- **WHAT YOU ARE ASKED TO DO**:
Set the data down again, exactly as it reads, but without the pictures.
[BEGIN DATA EXTRACT]
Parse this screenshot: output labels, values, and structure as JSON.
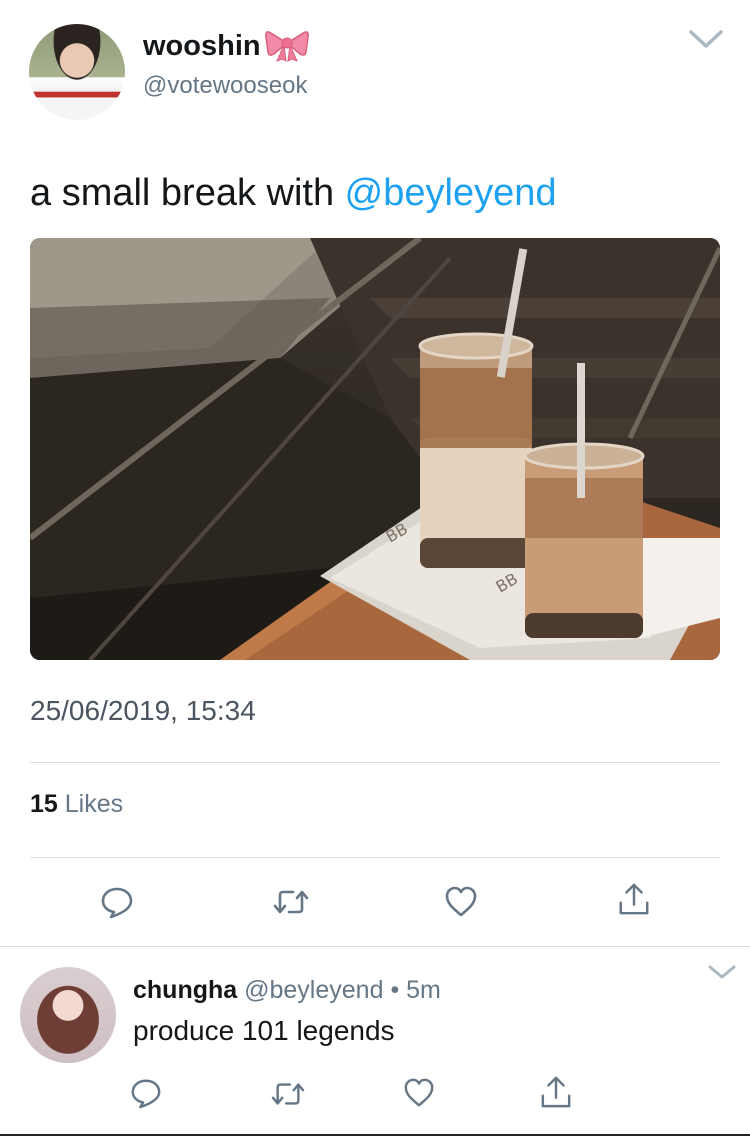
{
  "tweet": {
    "author_name": "wooshin",
    "author_handle": "@votewooseok",
    "text_prefix": "a small break with ",
    "mention": "@beyleyend",
    "timestamp": "25/06/2019, 15:34",
    "likes_count": "15",
    "likes_label": "Likes",
    "name_emoji": "bow-icon",
    "actions": [
      "reply-icon",
      "retweet-icon",
      "like-icon",
      "share-icon"
    ]
  },
  "reply": {
    "author_name": "chungha",
    "author_handle": "@beyleyend",
    "separator": "•",
    "time": "5m",
    "text": "produce 101 legends",
    "actions": [
      "reply-icon",
      "retweet-icon",
      "like-icon",
      "share-icon"
    ]
  },
  "colors": {
    "link": "#1da1f2",
    "secondary_text": "#657786",
    "icon": "#657786",
    "divider": "#d8dde2",
    "bow": "#f08aa6"
  }
}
[END DATA EXTRACT]
- **TASK RESULT**:
Parse this screenshot: output labels, values, and structure as JSON.
{
  "tweet": {
    "author_name": "wooshin",
    "author_handle": "@votewooseok",
    "text_prefix": "a small break with ",
    "mention": "@beyleyend",
    "timestamp": "25/06/2019, 15:34",
    "likes_count": "15",
    "likes_label": "Likes",
    "name_emoji": "bow-icon",
    "actions": [
      "reply-icon",
      "retweet-icon",
      "like-icon",
      "share-icon"
    ]
  },
  "reply": {
    "author_name": "chungha",
    "author_handle": "@beyleyend",
    "separator": "•",
    "time": "5m",
    "text": "produce 101 legends",
    "actions": [
      "reply-icon",
      "retweet-icon",
      "like-icon",
      "share-icon"
    ]
  },
  "colors": {
    "link": "#1da1f2",
    "secondary_text": "#657786",
    "icon": "#657786",
    "divider": "#d8dde2",
    "bow": "#f08aa6"
  }
}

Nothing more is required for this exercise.